-- start of Record set --
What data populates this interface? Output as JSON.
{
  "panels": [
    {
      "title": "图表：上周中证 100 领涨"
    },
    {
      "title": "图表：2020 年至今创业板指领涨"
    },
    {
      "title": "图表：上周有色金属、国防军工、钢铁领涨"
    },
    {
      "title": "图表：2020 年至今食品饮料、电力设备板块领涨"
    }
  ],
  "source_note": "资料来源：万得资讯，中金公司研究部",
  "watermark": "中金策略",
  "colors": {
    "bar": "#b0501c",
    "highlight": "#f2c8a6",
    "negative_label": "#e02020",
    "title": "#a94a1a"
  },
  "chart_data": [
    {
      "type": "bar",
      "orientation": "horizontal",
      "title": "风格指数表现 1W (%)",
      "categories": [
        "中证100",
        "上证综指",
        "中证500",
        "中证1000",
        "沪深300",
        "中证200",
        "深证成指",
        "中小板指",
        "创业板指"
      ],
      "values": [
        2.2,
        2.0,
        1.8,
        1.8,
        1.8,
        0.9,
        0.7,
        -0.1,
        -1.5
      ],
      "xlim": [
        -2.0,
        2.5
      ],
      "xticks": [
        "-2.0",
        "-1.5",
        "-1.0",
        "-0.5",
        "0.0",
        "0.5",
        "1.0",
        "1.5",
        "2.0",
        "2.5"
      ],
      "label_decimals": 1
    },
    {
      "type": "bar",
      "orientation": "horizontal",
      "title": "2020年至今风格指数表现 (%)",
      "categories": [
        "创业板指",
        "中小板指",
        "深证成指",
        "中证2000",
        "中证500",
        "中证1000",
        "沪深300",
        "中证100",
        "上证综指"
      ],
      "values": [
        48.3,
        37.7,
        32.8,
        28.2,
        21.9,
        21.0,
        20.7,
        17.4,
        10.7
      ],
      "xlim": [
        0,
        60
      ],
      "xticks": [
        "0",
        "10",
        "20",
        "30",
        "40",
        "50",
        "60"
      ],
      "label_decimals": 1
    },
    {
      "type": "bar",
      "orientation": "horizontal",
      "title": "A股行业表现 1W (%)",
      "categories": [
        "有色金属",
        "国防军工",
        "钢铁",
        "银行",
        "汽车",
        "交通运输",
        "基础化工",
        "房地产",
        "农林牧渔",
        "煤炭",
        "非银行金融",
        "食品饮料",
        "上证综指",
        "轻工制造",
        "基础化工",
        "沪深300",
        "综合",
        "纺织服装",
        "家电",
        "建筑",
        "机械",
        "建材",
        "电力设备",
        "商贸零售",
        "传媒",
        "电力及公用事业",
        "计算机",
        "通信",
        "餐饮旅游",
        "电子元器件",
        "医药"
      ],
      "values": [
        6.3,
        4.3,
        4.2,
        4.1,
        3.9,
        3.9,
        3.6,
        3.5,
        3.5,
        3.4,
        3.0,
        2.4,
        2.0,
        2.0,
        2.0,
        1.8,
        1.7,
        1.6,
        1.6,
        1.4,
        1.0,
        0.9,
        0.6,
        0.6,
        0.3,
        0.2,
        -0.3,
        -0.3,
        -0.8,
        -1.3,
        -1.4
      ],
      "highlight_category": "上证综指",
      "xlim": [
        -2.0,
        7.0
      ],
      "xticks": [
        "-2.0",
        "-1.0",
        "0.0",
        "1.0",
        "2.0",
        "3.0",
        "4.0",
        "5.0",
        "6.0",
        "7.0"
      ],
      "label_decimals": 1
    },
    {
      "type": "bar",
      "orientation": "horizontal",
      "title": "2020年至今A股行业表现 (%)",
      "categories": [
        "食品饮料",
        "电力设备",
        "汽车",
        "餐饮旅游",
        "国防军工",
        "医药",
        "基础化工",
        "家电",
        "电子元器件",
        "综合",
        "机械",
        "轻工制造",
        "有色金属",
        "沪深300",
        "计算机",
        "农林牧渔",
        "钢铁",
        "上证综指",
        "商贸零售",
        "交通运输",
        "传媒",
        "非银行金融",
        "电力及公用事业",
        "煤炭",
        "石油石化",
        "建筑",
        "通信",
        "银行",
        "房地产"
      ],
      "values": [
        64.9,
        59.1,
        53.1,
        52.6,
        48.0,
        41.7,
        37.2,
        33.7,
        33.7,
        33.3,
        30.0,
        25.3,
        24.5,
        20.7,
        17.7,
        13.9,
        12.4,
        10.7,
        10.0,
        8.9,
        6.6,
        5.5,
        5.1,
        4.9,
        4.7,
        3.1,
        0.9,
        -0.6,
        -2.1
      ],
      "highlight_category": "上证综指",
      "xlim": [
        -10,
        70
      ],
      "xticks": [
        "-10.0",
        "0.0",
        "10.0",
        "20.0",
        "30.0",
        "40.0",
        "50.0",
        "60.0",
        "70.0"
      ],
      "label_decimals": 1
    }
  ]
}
-- end of Record set --
- **Your goal**:
The lines above should be duplicated exactly.

- **Reply**:
What data populates this interface? Output as JSON.
{
  "panels": [
    {
      "title": "图表：上周中证 100 领涨"
    },
    {
      "title": "图表：2020 年至今创业板指领涨"
    },
    {
      "title": "图表：上周有色金属、国防军工、钢铁领涨"
    },
    {
      "title": "图表：2020 年至今食品饮料、电力设备板块领涨"
    }
  ],
  "source_note": "资料来源：万得资讯，中金公司研究部",
  "watermark": "中金策略",
  "colors": {
    "bar": "#b0501c",
    "highlight": "#f2c8a6",
    "negative_label": "#e02020",
    "title": "#a94a1a"
  },
  "chart_data": [
    {
      "type": "bar",
      "orientation": "horizontal",
      "title": "风格指数表现 1W (%)",
      "categories": [
        "中证100",
        "上证综指",
        "中证500",
        "中证1000",
        "沪深300",
        "中证200",
        "深证成指",
        "中小板指",
        "创业板指"
      ],
      "values": [
        2.2,
        2.0,
        1.8,
        1.8,
        1.8,
        0.9,
        0.7,
        -0.1,
        -1.5
      ],
      "xlim": [
        -2.0,
        2.5
      ],
      "xticks": [
        "-2.0",
        "-1.5",
        "-1.0",
        "-0.5",
        "0.0",
        "0.5",
        "1.0",
        "1.5",
        "2.0",
        "2.5"
      ],
      "label_decimals": 1
    },
    {
      "type": "bar",
      "orientation": "horizontal",
      "title": "2020年至今风格指数表现 (%)",
      "categories": [
        "创业板指",
        "中小板指",
        "深证成指",
        "中证2000",
        "中证500",
        "中证1000",
        "沪深300",
        "中证100",
        "上证综指"
      ],
      "values": [
        48.3,
        37.7,
        32.8,
        28.2,
        21.9,
        21.0,
        20.7,
        17.4,
        10.7
      ],
      "xlim": [
        0,
        60
      ],
      "xticks": [
        "0",
        "10",
        "20",
        "30",
        "40",
        "50",
        "60"
      ],
      "label_decimals": 1
    },
    {
      "type": "bar",
      "orientation": "horizontal",
      "title": "A股行业表现 1W (%)",
      "categories": [
        "有色金属",
        "国防军工",
        "钢铁",
        "银行",
        "汽车",
        "交通运输",
        "基础化工",
        "房地产",
        "农林牧渔",
        "煤炭",
        "非银行金融",
        "食品饮料",
        "上证综指",
        "轻工制造",
        "基础化工",
        "沪深300",
        "综合",
        "纺织服装",
        "家电",
        "建筑",
        "机械",
        "建材",
        "电力设备",
        "商贸零售",
        "传媒",
        "电力及公用事业",
        "计算机",
        "通信",
        "餐饮旅游",
        "电子元器件",
        "医药"
      ],
      "values": [
        6.3,
        4.3,
        4.2,
        4.1,
        3.9,
        3.9,
        3.6,
        3.5,
        3.5,
        3.4,
        3.0,
        2.4,
        2.0,
        2.0,
        2.0,
        1.8,
        1.7,
        1.6,
        1.6,
        1.4,
        1.0,
        0.9,
        0.6,
        0.6,
        0.3,
        0.2,
        -0.3,
        -0.3,
        -0.8,
        -1.3,
        -1.4
      ],
      "highlight_category": "上证综指",
      "xlim": [
        -2.0,
        7.0
      ],
      "xticks": [
        "-2.0",
        "-1.0",
        "0.0",
        "1.0",
        "2.0",
        "3.0",
        "4.0",
        "5.0",
        "6.0",
        "7.0"
      ],
      "label_decimals": 1
    },
    {
      "type": "bar",
      "orientation": "horizontal",
      "title": "2020年至今A股行业表现 (%)",
      "categories": [
        "食品饮料",
        "电力设备",
        "汽车",
        "餐饮旅游",
        "国防军工",
        "医药",
        "基础化工",
        "家电",
        "电子元器件",
        "综合",
        "机械",
        "轻工制造",
        "有色金属",
        "沪深300",
        "计算机",
        "农林牧渔",
        "钢铁",
        "上证综指",
        "商贸零售",
        "交通运输",
        "传媒",
        "非银行金融",
        "电力及公用事业",
        "煤炭",
        "石油石化",
        "建筑",
        "通信",
        "银行",
        "房地产"
      ],
      "values": [
        64.9,
        59.1,
        53.1,
        52.6,
        48.0,
        41.7,
        37.2,
        33.7,
        33.7,
        33.3,
        30.0,
        25.3,
        24.5,
        20.7,
        17.7,
        13.9,
        12.4,
        10.7,
        10.0,
        8.9,
        6.6,
        5.5,
        5.1,
        4.9,
        4.7,
        3.1,
        0.9,
        -0.6,
        -2.1
      ],
      "highlight_category": "上证综指",
      "xlim": [
        -10,
        70
      ],
      "xticks": [
        "-10.0",
        "0.0",
        "10.0",
        "20.0",
        "30.0",
        "40.0",
        "50.0",
        "60.0",
        "70.0"
      ],
      "label_decimals": 1
    }
  ]
}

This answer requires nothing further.